# [What you need to do]
Write out, precisely and in full, each line of the material.

=====

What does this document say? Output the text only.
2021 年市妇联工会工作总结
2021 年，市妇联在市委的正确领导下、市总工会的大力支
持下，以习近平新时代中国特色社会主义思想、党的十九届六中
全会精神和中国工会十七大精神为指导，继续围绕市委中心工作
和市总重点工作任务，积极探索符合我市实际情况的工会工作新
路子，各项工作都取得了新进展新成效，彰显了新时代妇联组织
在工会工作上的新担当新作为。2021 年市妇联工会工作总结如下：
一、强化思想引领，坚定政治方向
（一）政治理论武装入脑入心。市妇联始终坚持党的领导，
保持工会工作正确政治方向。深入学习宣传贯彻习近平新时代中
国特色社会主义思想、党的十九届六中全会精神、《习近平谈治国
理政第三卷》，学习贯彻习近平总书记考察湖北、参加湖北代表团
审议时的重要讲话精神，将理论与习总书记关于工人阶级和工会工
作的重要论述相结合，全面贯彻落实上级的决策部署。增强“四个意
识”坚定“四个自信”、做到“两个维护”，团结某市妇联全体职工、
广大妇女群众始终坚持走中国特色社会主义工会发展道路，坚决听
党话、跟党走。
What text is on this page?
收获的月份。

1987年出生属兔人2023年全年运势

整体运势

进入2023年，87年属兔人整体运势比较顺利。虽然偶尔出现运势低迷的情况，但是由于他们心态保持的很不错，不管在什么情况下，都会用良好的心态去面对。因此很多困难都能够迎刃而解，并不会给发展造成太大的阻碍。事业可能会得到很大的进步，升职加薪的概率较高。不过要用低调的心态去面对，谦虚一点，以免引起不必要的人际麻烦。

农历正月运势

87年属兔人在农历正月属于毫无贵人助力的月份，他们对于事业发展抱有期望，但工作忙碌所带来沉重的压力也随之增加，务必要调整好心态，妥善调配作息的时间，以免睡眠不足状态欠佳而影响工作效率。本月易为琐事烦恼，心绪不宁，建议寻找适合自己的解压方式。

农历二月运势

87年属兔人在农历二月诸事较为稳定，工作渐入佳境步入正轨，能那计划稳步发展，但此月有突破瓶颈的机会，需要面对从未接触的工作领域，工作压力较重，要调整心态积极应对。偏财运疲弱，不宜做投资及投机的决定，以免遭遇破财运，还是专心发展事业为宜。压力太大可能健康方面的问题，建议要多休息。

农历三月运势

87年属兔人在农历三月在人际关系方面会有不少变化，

=====

# [Task output]
What does this document say? Output the text only.
2021 年市妇联工会工作总结
2021 年，市妇联在市委的正确领导下、市总工会的大力支
持下，以习近平新时代中国特色社会主义思想、党的十九届六中
全会精神和中国工会十七大精神为指导，继续围绕市委中心工作
和市总重点工作任务，积极探索符合我市实际情况的工会工作新
路子，各项工作都取得了新进展新成效，彰显了新时代妇联组织
在工会工作上的新担当新作为。2021 年市妇联工会工作总结如下：
一、强化思想引领，坚定政治方向
（一）政治理论武装入脑入心。市妇联始终坚持党的领导，
保持工会工作正确政治方向。深入学习宣传贯彻习近平新时代中
国特色社会主义思想、党的十九届六中全会精神、《习近平谈治国
理政第三卷》，学习贯彻习近平总书记考察湖北、参加湖北代表团
审议时的重要讲话精神，将理论与习总书记关于工人阶级和工会工
作的重要论述相结合，全面贯彻落实上级的决策部署。增强“四个意
识”坚定“四个自信”、做到“两个维护”，团结某市妇联全体职工、
广大妇女群众始终坚持走中国特色社会主义工会发展道路，坚决听
党话、跟党走。
What text is on this page?
收获的月份。

1987年出生属兔人2023年全年运势

整体运势

进入2023年，87年属兔人整体运势比较顺利。虽然偶尔出现运势低迷的情况，但是由于他们心态保持的很不错，不管在什么情况下，都会用良好的心态去面对。因此很多困难都能够迎刃而解，并不会给发展造成太大的阻碍。事业可能会得到很大的进步，升职加薪的概率较高。不过要用低调的心态去面对，谦虚一点，以免引起不必要的人际麻烦。

农历正月运势

87年属兔人在农历正月属于毫无贵人助力的月份，他们对于事业发展抱有期望，但工作忙碌所带来沉重的压力也随之增加，务必要调整好心态，妥善调配作息的时间，以免睡眠不足状态欠佳而影响工作效率。本月易为琐事烦恼，心绪不宁，建议寻找适合自己的解压方式。

农历二月运势

87年属兔人在农历二月诸事较为稳定，工作渐入佳境步入正轨，能那计划稳步发展，但此月有突破瓶颈的机会，需要面对从未接触的工作领域，工作压力较重，要调整心态积极应对。偏财运疲弱，不宜做投资及投机的决定，以免遭遇破财运，还是专心发展事业为宜。压力太大可能健康方面的问题，建议要多休息。

农历三月运势

87年属兔人在农历三月在人际关系方面会有不少变化，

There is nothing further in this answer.